WORK TO COMPLETE ::
In how many lines of the data does the word "Billy" appear? Give the number by itself.

◆ ◆ ◆ ◆ ◆ ◆ ◆

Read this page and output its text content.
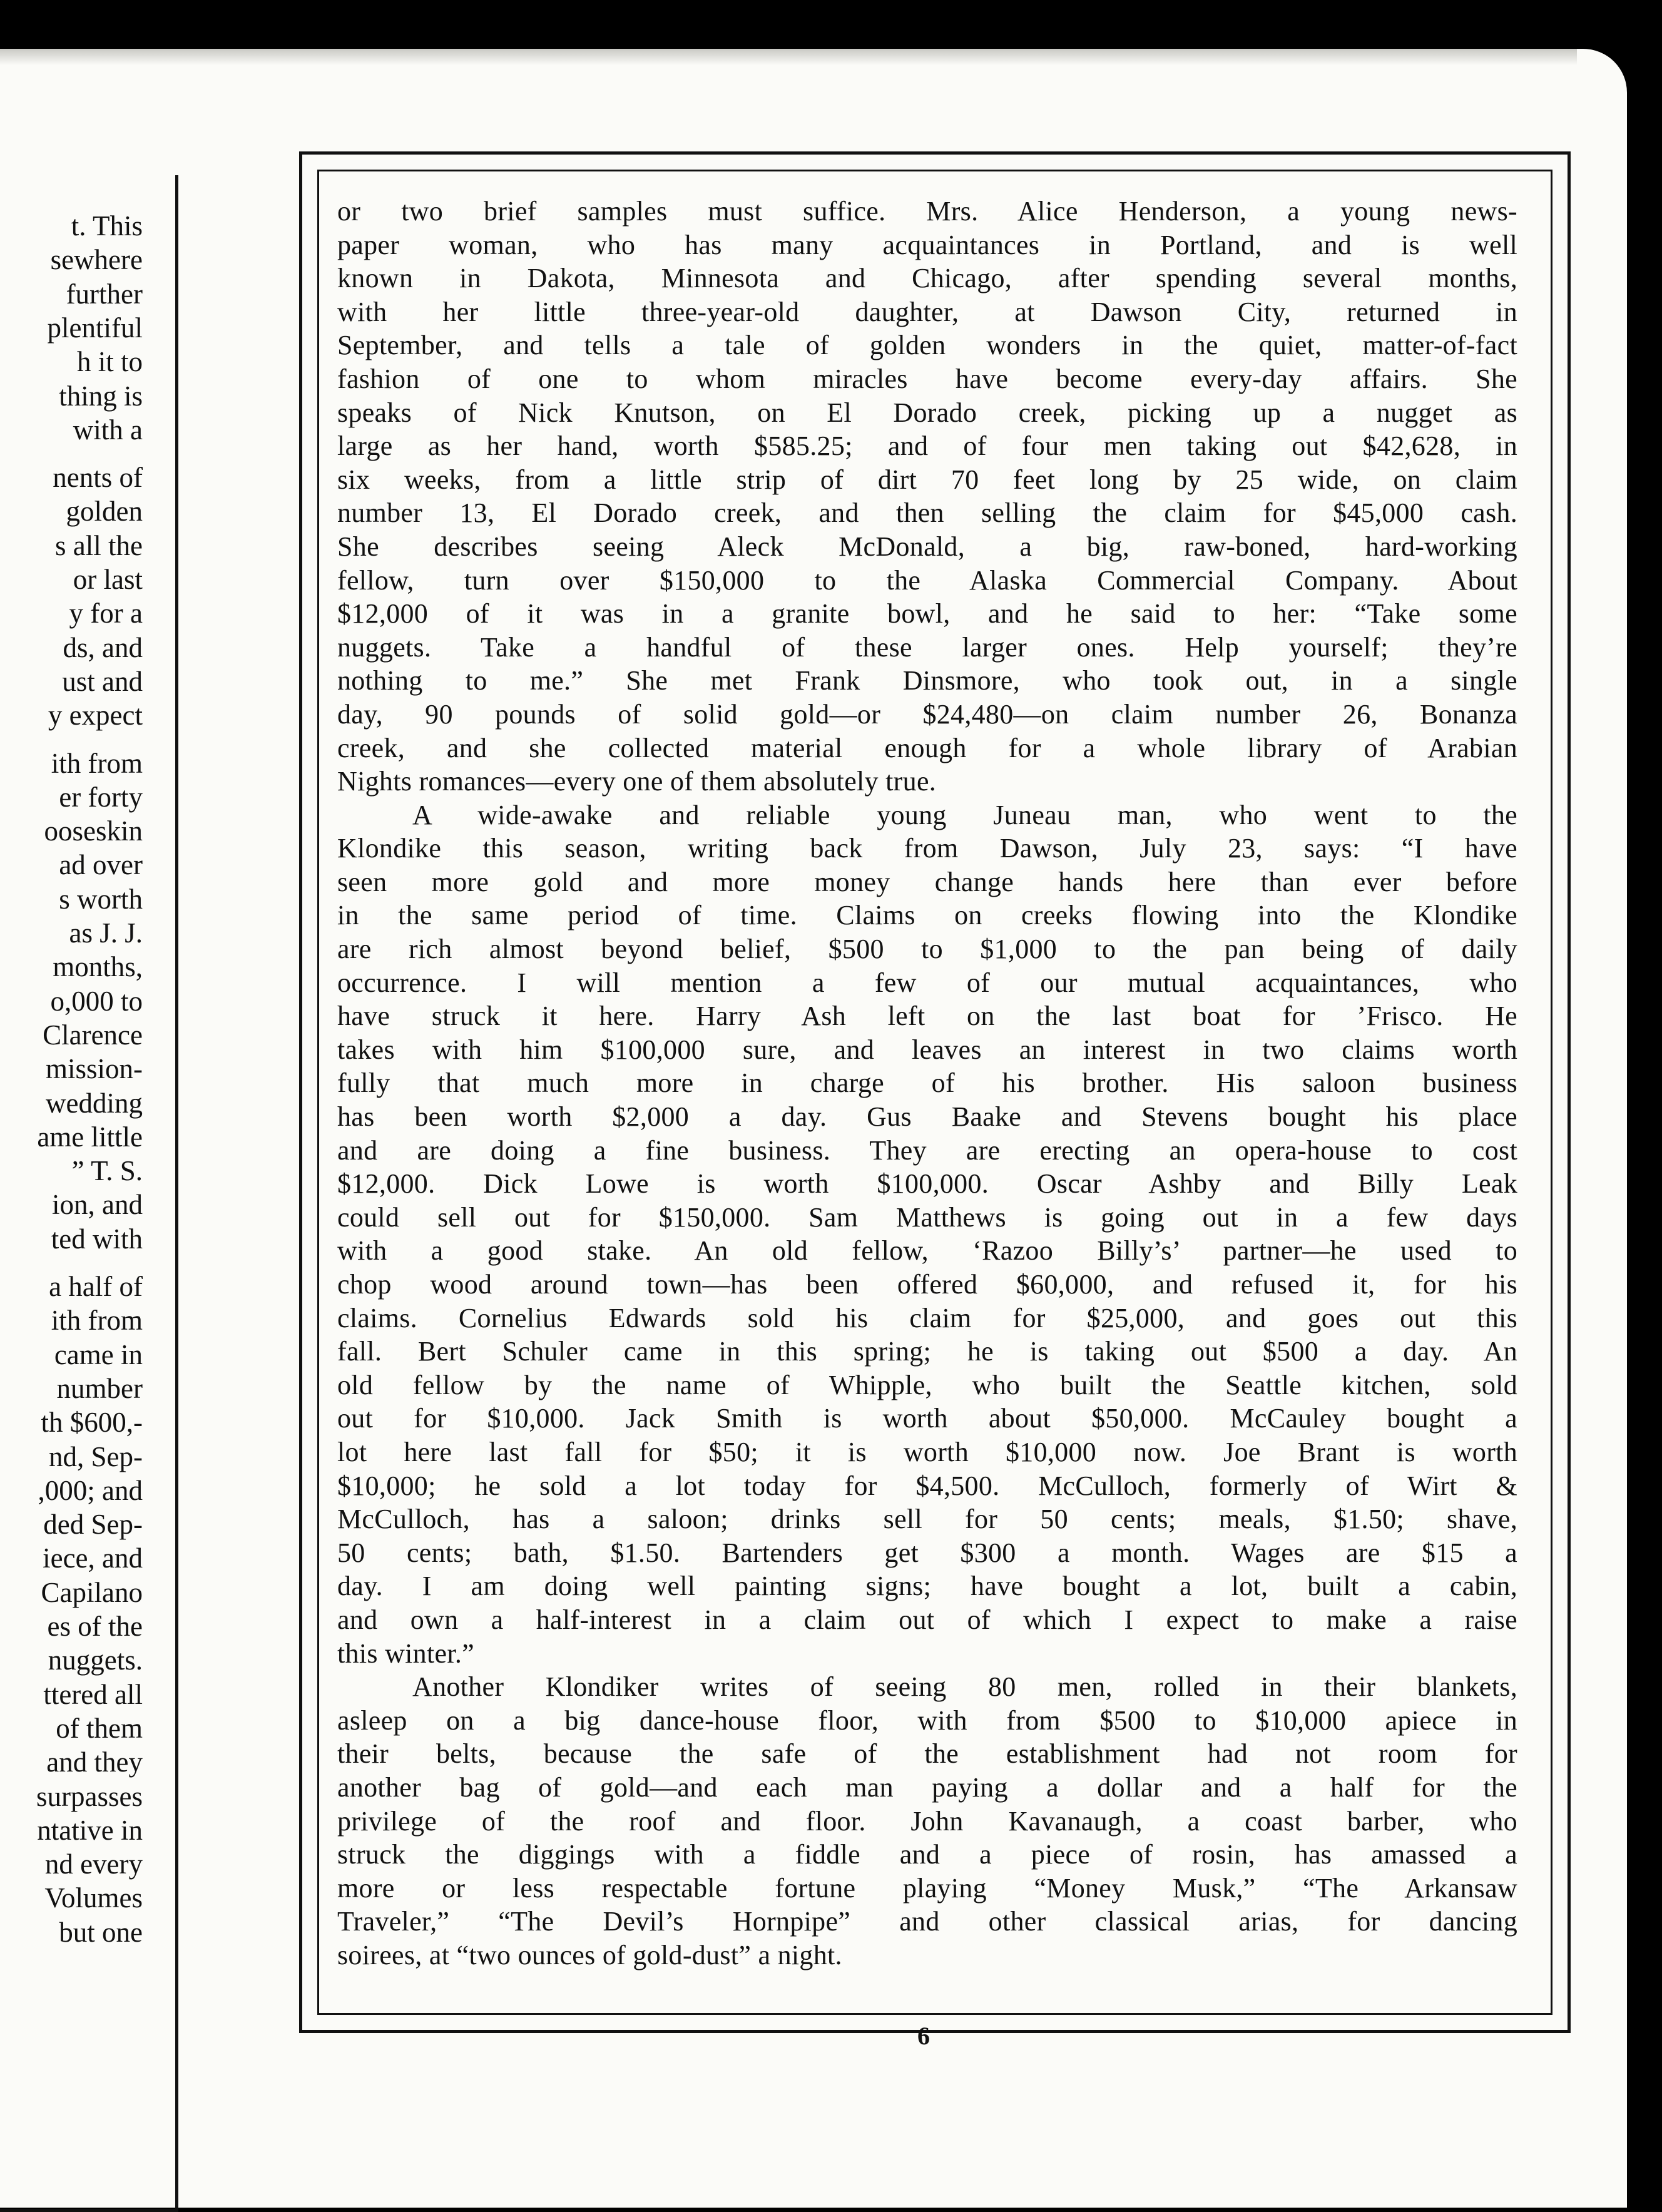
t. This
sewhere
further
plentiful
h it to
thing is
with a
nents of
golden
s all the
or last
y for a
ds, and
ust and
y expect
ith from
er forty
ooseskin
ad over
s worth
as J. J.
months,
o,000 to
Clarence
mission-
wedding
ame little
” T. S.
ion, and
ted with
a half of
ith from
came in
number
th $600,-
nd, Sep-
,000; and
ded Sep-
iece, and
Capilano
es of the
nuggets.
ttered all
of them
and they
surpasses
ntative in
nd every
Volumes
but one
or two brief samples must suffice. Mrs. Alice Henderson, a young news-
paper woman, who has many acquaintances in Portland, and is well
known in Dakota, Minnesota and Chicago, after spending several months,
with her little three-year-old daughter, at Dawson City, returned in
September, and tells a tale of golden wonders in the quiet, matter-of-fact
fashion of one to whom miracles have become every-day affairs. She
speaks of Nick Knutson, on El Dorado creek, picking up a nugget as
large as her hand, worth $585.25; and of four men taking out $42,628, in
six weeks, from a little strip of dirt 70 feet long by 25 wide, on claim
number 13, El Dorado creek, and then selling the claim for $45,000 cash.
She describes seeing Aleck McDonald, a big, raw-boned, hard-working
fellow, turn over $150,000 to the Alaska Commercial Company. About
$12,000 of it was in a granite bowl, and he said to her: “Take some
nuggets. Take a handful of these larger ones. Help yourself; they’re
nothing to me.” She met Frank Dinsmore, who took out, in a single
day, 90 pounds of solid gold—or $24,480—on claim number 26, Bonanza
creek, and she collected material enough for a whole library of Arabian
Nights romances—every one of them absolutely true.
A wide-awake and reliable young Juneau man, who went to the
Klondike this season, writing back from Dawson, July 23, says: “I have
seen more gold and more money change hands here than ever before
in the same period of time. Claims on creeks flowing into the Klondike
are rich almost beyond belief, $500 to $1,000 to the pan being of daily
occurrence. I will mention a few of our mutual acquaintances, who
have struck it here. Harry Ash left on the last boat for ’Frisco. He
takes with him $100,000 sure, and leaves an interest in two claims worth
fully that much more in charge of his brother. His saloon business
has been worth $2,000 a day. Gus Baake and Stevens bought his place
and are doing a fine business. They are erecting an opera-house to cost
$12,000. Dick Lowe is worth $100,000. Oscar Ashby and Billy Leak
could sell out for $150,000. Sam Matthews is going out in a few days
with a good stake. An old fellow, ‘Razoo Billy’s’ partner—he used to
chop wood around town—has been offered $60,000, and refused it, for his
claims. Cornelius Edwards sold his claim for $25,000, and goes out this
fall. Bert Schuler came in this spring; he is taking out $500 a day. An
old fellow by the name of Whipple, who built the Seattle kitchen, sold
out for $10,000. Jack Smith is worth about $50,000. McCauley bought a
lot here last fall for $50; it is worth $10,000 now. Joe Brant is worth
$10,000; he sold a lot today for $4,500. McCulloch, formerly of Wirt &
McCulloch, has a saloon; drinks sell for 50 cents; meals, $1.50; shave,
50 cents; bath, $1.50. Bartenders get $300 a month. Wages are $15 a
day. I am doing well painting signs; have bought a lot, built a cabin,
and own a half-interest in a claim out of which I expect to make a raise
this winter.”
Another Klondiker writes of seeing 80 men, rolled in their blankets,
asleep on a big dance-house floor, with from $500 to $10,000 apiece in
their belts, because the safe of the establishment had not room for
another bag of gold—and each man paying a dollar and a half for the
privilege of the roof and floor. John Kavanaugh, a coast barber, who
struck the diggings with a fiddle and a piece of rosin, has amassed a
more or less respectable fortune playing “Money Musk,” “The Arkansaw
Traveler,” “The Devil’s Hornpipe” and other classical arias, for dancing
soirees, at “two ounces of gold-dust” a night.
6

◆ ◆ ◆ ◆ ◆ ◆ ◆

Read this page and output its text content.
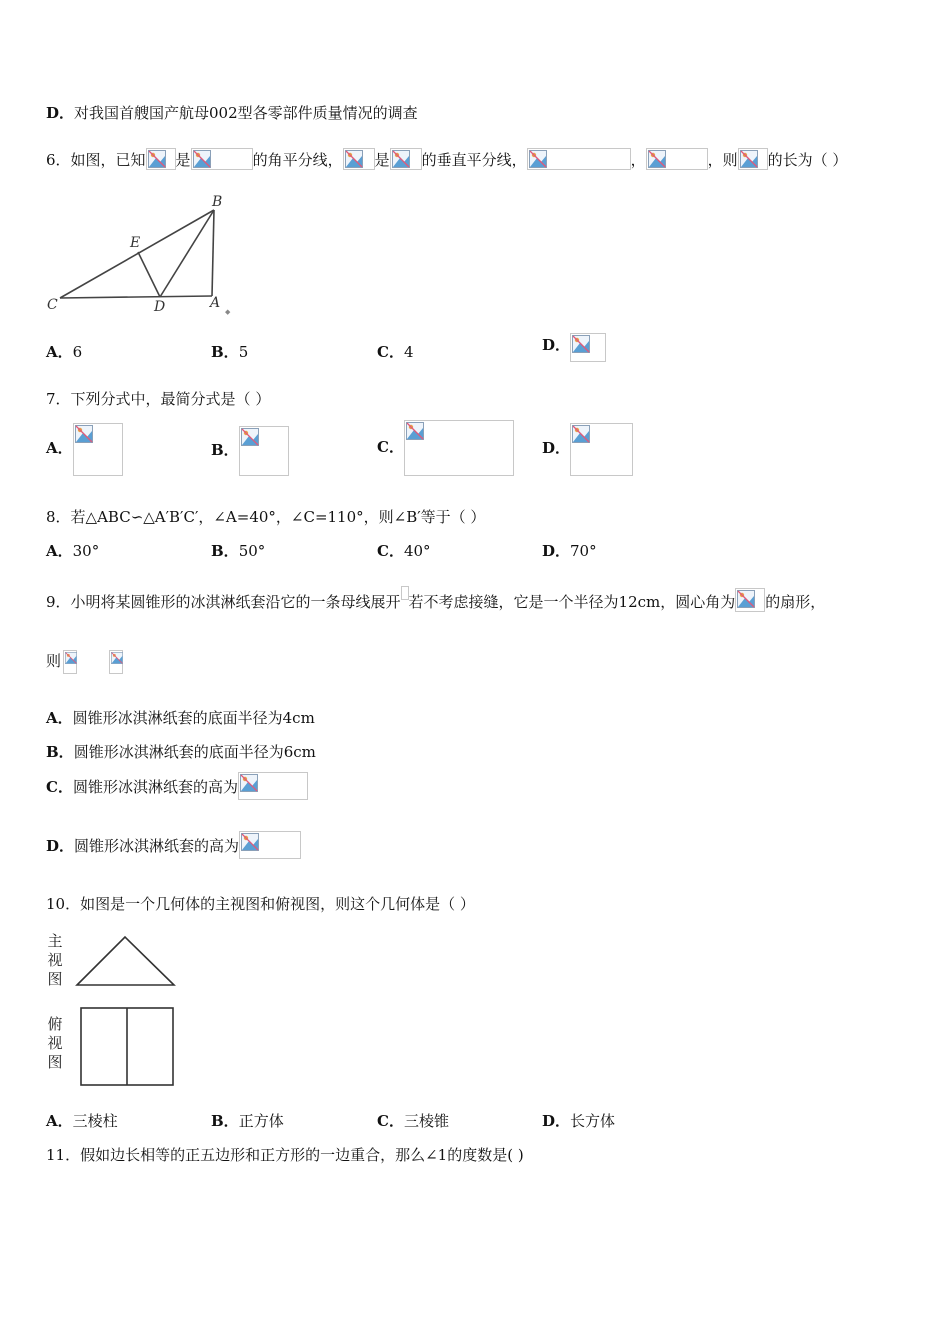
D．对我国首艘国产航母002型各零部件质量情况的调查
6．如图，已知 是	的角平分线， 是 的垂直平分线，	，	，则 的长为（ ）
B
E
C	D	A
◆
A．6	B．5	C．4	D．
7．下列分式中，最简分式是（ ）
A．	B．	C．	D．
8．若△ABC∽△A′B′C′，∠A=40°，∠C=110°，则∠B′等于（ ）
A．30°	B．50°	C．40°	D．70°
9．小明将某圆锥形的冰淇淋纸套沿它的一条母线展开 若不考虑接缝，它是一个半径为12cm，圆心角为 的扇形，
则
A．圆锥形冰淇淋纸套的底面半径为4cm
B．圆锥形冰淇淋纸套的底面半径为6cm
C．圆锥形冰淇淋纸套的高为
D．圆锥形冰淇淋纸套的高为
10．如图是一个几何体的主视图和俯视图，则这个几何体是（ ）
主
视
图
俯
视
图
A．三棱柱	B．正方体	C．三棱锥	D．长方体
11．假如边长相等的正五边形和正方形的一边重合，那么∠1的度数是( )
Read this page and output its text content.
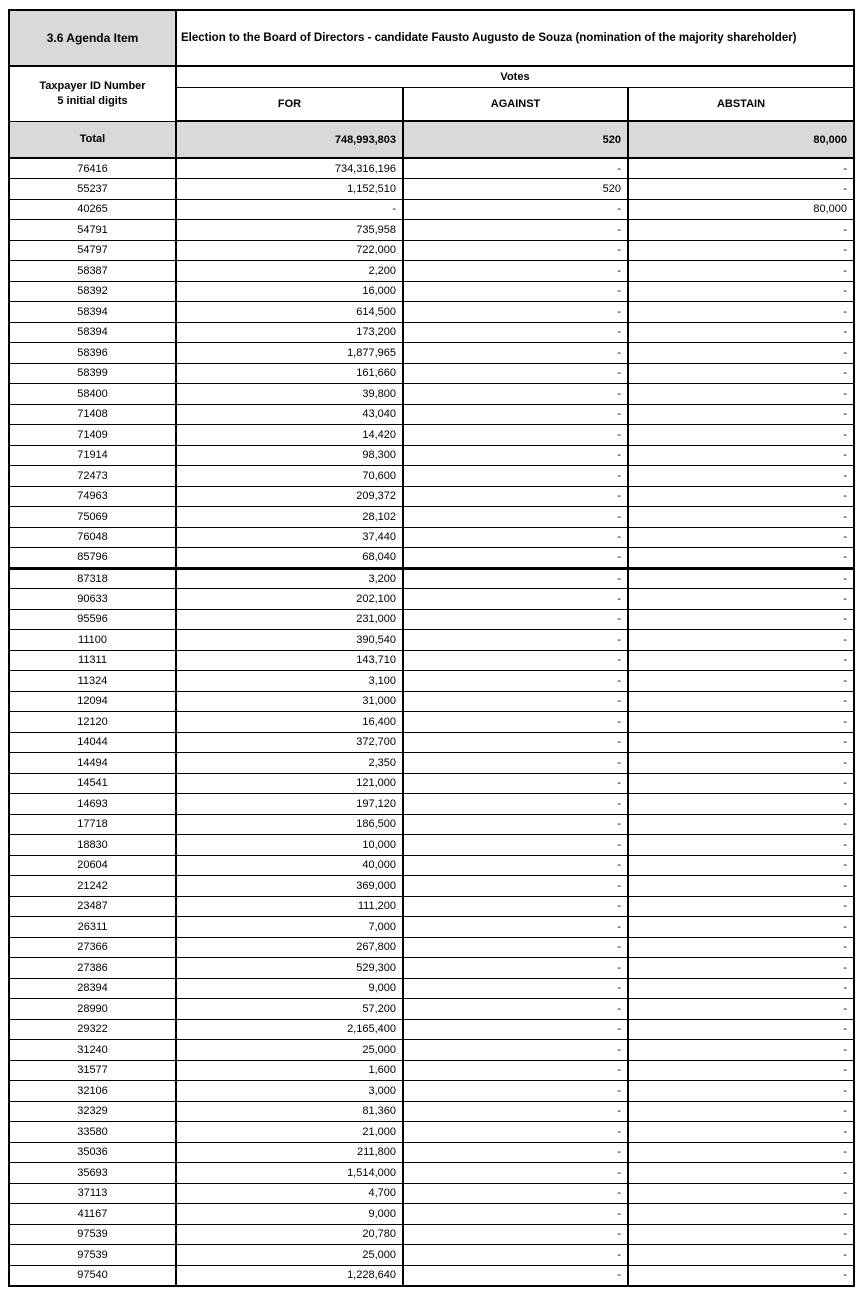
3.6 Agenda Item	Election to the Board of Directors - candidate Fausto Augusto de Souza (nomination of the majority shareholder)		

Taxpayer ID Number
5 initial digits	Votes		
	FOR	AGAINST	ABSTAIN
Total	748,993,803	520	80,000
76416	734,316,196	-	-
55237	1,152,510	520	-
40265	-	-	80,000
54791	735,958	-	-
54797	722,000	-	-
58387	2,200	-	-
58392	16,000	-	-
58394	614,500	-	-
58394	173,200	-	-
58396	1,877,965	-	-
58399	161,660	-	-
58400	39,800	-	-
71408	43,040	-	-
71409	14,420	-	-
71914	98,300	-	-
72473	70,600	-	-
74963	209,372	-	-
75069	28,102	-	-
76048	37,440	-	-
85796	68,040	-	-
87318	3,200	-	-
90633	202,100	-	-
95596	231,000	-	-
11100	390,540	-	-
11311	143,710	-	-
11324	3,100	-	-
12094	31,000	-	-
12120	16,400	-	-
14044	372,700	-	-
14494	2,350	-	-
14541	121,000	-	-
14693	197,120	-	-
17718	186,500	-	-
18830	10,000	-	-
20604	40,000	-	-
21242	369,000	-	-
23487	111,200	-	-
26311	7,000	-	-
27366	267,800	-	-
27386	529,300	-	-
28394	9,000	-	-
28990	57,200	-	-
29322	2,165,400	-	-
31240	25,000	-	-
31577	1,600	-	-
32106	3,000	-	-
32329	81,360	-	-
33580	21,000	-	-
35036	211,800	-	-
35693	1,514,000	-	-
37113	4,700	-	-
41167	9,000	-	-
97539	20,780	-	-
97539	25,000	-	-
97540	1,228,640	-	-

◆ ◆ ◆ ◆ ◆ ◆ ◆

FULL ANSWER ::
2